▶ _What this task involves_:
Look through the material below, count the lines containing the word "area", and state only the count.
+++ Records for this task
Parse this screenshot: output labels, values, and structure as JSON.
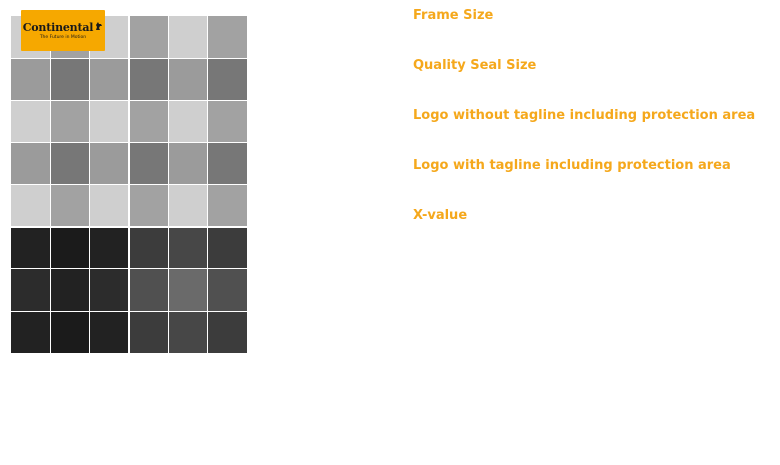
{
  "logo": {
    "wordmark": "Continental",
    "tagline": "The Future in Motion",
    "icon": "horse-icon",
    "color": "#f6a800"
  },
  "legend": {
    "items": [
      {
        "label": "Frame Size"
      },
      {
        "label": "Quality Seal Size"
      },
      {
        "label": "Logo without tagline including protection area"
      },
      {
        "label": "Logo with tagline including protection area"
      },
      {
        "label": "X-value"
      }
    ],
    "color": "#f5a81c"
  },
  "grid": {
    "top_colors": [
      [
        "#cfcfcf",
        "#a2a2a2",
        "#cfcfcf",
        "#a2a2a2",
        "#cfcfcf",
        "#a2a2a2"
      ],
      [
        "#9b9b9b",
        "#777777",
        "#9b9b9b",
        "#777777",
        "#9b9b9b",
        "#777777"
      ],
      [
        "#cfcfcf",
        "#a2a2a2",
        "#cfcfcf",
        "#a2a2a2",
        "#cfcfcf",
        "#a2a2a2"
      ],
      [
        "#9b9b9b",
        "#777777",
        "#9b9b9b",
        "#777777",
        "#9b9b9b",
        "#777777"
      ],
      [
        "#cfcfcf",
        "#a2a2a2",
        "#cfcfcf",
        "#a2a2a2",
        "#cfcfcf",
        "#a2a2a2"
      ]
    ],
    "bottom_colors": [
      [
        "#222222",
        "#1b1b1b",
        "#222222",
        "#3c3c3c",
        "#474747",
        "#3c3c3c"
      ],
      [
        "#2c2c2c",
        "#222222",
        "#2c2c2c",
        "#505050",
        "#6a6a6a",
        "#505050"
      ],
      [
        "#222222",
        "#1b1b1b",
        "#222222",
        "#3c3c3c",
        "#474747",
        "#3c3c3c"
      ]
    ]
  }
}
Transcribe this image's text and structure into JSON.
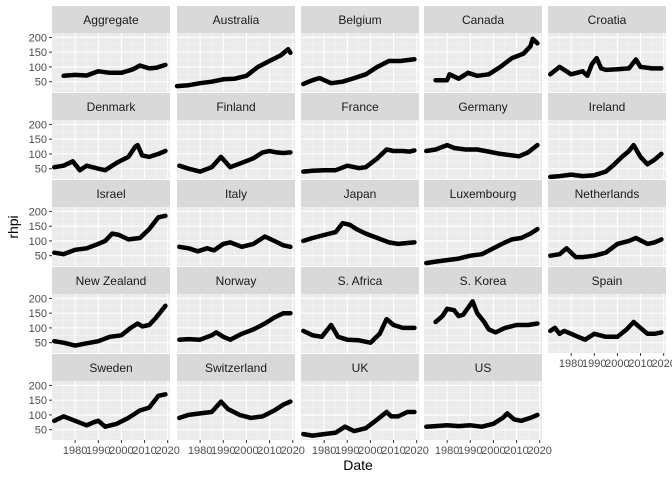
{
  "chart_data": {
    "type": "line",
    "xlabel": "Date",
    "ylabel": "rhpi",
    "xlim": [
      1970,
      2021
    ],
    "ylim": [
      15,
      215
    ],
    "x_ticks": [
      1980,
      1990,
      2000,
      2010,
      2020
    ],
    "x_tick_labels": [
      "1980",
      "1990",
      "2000",
      "2010",
      "2020"
    ],
    "y_ticks": [
      50,
      100,
      150,
      200
    ],
    "y_tick_labels": [
      "50",
      "100",
      "150",
      "200"
    ],
    "facet_layout": {
      "ncol": 5,
      "nrow": 5
    },
    "grid": true,
    "panel_background": "#ebebeb",
    "strip_background": "#d9d9d9",
    "line_color": "#000000",
    "series": [
      {
        "name": "Aggregate",
        "x": [
          1975,
          1980,
          1985,
          1990,
          1995,
          2000,
          2005,
          2008,
          2012,
          2015,
          2019
        ],
        "y": [
          70,
          73,
          71,
          85,
          80,
          80,
          92,
          105,
          95,
          97,
          107
        ]
      },
      {
        "name": "Australia",
        "x": [
          1970,
          1975,
          1980,
          1985,
          1990,
          1995,
          2000,
          2005,
          2010,
          2015,
          2018,
          2019
        ],
        "y": [
          35,
          38,
          45,
          50,
          58,
          60,
          70,
          100,
          120,
          140,
          160,
          148
        ]
      },
      {
        "name": "Belgium",
        "x": [
          1971,
          1975,
          1978,
          1983,
          1988,
          1993,
          1998,
          2003,
          2008,
          2013,
          2018,
          2019
        ],
        "y": [
          42,
          55,
          62,
          45,
          50,
          62,
          75,
          100,
          120,
          120,
          125,
          126
        ]
      },
      {
        "name": "Canada",
        "x": [
          1975,
          1980,
          1981,
          1985,
          1987,
          1989,
          1993,
          1998,
          2003,
          2008,
          2013,
          2016,
          2017,
          2019
        ],
        "y": [
          55,
          55,
          75,
          60,
          70,
          80,
          70,
          75,
          100,
          130,
          145,
          170,
          195,
          180
        ]
      },
      {
        "name": "Croatia",
        "x": [
          1971,
          1975,
          1980,
          1985,
          1987,
          1989,
          1991,
          1993,
          1995,
          2000,
          2005,
          2008,
          2010,
          2015,
          2019
        ],
        "y": [
          75,
          100,
          75,
          85,
          70,
          110,
          130,
          95,
          90,
          92,
          95,
          125,
          100,
          95,
          95
        ]
      },
      {
        "name": "Denmark",
        "x": [
          1971,
          1975,
          1979,
          1982,
          1985,
          1990,
          1993,
          1998,
          2003,
          2006,
          2007,
          2009,
          2012,
          2016,
          2019
        ],
        "y": [
          55,
          60,
          75,
          45,
          60,
          50,
          45,
          70,
          90,
          125,
          130,
          95,
          90,
          100,
          110
        ]
      },
      {
        "name": "Finland",
        "x": [
          1971,
          1975,
          1980,
          1985,
          1989,
          1993,
          1998,
          2003,
          2007,
          2010,
          2013,
          2016,
          2019
        ],
        "y": [
          60,
          50,
          40,
          55,
          90,
          55,
          70,
          85,
          105,
          110,
          105,
          103,
          105
        ]
      },
      {
        "name": "France",
        "x": [
          1971,
          1975,
          1980,
          1985,
          1990,
          1995,
          1998,
          2003,
          2007,
          2010,
          2014,
          2017,
          2019
        ],
        "y": [
          40,
          43,
          45,
          45,
          60,
          52,
          55,
          85,
          115,
          110,
          110,
          108,
          112
        ]
      },
      {
        "name": "Germany",
        "x": [
          1971,
          1975,
          1980,
          1983,
          1988,
          1993,
          1998,
          2003,
          2008,
          2011,
          2015,
          2019
        ],
        "y": [
          110,
          115,
          130,
          120,
          115,
          115,
          108,
          100,
          95,
          92,
          105,
          130
        ]
      },
      {
        "name": "Ireland",
        "x": [
          1971,
          1975,
          1980,
          1985,
          1990,
          1995,
          1998,
          2002,
          2005,
          2007,
          2010,
          2013,
          2016,
          2019
        ],
        "y": [
          22,
          25,
          30,
          25,
          28,
          40,
          60,
          90,
          110,
          130,
          90,
          65,
          80,
          100
        ]
      },
      {
        "name": "Israel",
        "x": [
          1971,
          1975,
          1980,
          1985,
          1990,
          1993,
          1996,
          1999,
          2003,
          2008,
          2012,
          2016,
          2019
        ],
        "y": [
          60,
          55,
          70,
          75,
          90,
          100,
          125,
          120,
          105,
          110,
          140,
          180,
          185
        ]
      },
      {
        "name": "Italy",
        "x": [
          1971,
          1975,
          1979,
          1983,
          1986,
          1990,
          1993,
          1998,
          2003,
          2008,
          2012,
          2016,
          2019
        ],
        "y": [
          80,
          75,
          65,
          75,
          68,
          90,
          95,
          80,
          90,
          115,
          100,
          85,
          80
        ]
      },
      {
        "name": "Japan",
        "x": [
          1971,
          1975,
          1980,
          1985,
          1988,
          1991,
          1994,
          1998,
          2003,
          2008,
          2012,
          2016,
          2019
        ],
        "y": [
          100,
          110,
          120,
          130,
          160,
          155,
          140,
          125,
          110,
          95,
          90,
          93,
          95
        ]
      },
      {
        "name": "Luxembourg",
        "x": [
          1971,
          1975,
          1980,
          1985,
          1990,
          1995,
          2000,
          2005,
          2008,
          2012,
          2016,
          2019
        ],
        "y": [
          25,
          30,
          35,
          40,
          50,
          55,
          75,
          95,
          105,
          110,
          125,
          140
        ]
      },
      {
        "name": "Netherlands",
        "x": [
          1971,
          1975,
          1978,
          1982,
          1985,
          1990,
          1995,
          2000,
          2005,
          2008,
          2013,
          2016,
          2019
        ],
        "y": [
          50,
          55,
          75,
          45,
          45,
          50,
          60,
          90,
          100,
          110,
          90,
          95,
          105
        ]
      },
      {
        "name": "New Zealand",
        "x": [
          1971,
          1975,
          1980,
          1985,
          1990,
          1995,
          2000,
          2004,
          2007,
          2009,
          2012,
          2015,
          2019
        ],
        "y": [
          55,
          50,
          40,
          48,
          55,
          70,
          75,
          100,
          115,
          105,
          110,
          135,
          175
        ]
      },
      {
        "name": "Norway",
        "x": [
          1971,
          1975,
          1980,
          1985,
          1987,
          1990,
          1993,
          1998,
          2003,
          2008,
          2012,
          2016,
          2019
        ],
        "y": [
          60,
          62,
          60,
          75,
          85,
          70,
          60,
          80,
          95,
          115,
          135,
          150,
          150
        ]
      },
      {
        "name": "S. Africa",
        "x": [
          1971,
          1975,
          1979,
          1983,
          1986,
          1990,
          1995,
          2000,
          2004,
          2007,
          2010,
          2014,
          2019
        ],
        "y": [
          90,
          75,
          70,
          110,
          70,
          60,
          58,
          50,
          80,
          130,
          110,
          100,
          100
        ]
      },
      {
        "name": "S. Korea",
        "x": [
          1975,
          1978,
          1980,
          1983,
          1985,
          1987,
          1991,
          1993,
          1996,
          1998,
          2001,
          2005,
          2010,
          2015,
          2019
        ],
        "y": [
          120,
          140,
          165,
          160,
          140,
          145,
          190,
          150,
          120,
          95,
          85,
          100,
          110,
          110,
          115
        ]
      },
      {
        "name": "Spain",
        "x": [
          1971,
          1973,
          1975,
          1977,
          1980,
          1983,
          1986,
          1990,
          1995,
          2000,
          2004,
          2007,
          2010,
          2013,
          2016,
          2019
        ],
        "y": [
          90,
          100,
          80,
          90,
          80,
          70,
          60,
          80,
          70,
          70,
          95,
          120,
          100,
          80,
          80,
          85
        ]
      },
      {
        "name": "Sweden",
        "x": [
          1971,
          1975,
          1980,
          1985,
          1988,
          1990,
          1993,
          1998,
          2003,
          2008,
          2012,
          2016,
          2019
        ],
        "y": [
          80,
          95,
          80,
          65,
          75,
          80,
          60,
          70,
          90,
          115,
          125,
          165,
          170
        ]
      },
      {
        "name": "Switzerland",
        "x": [
          1971,
          1975,
          1980,
          1985,
          1989,
          1992,
          1997,
          2002,
          2007,
          2012,
          2016,
          2019
        ],
        "y": [
          90,
          100,
          105,
          110,
          145,
          120,
          100,
          90,
          95,
          115,
          135,
          145
        ]
      },
      {
        "name": "UK",
        "x": [
          1971,
          1975,
          1980,
          1985,
          1989,
          1993,
          1998,
          2003,
          2007,
          2009,
          2012,
          2016,
          2019
        ],
        "y": [
          35,
          30,
          35,
          40,
          60,
          45,
          55,
          85,
          110,
          95,
          95,
          110,
          110
        ]
      },
      {
        "name": "US",
        "x": [
          1971,
          1975,
          1980,
          1985,
          1990,
          1995,
          2000,
          2004,
          2006,
          2009,
          2012,
          2016,
          2019
        ],
        "y": [
          60,
          62,
          65,
          62,
          65,
          60,
          70,
          90,
          105,
          85,
          80,
          90,
          100
        ]
      }
    ]
  }
}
++++++
▶ _Correct result_:
2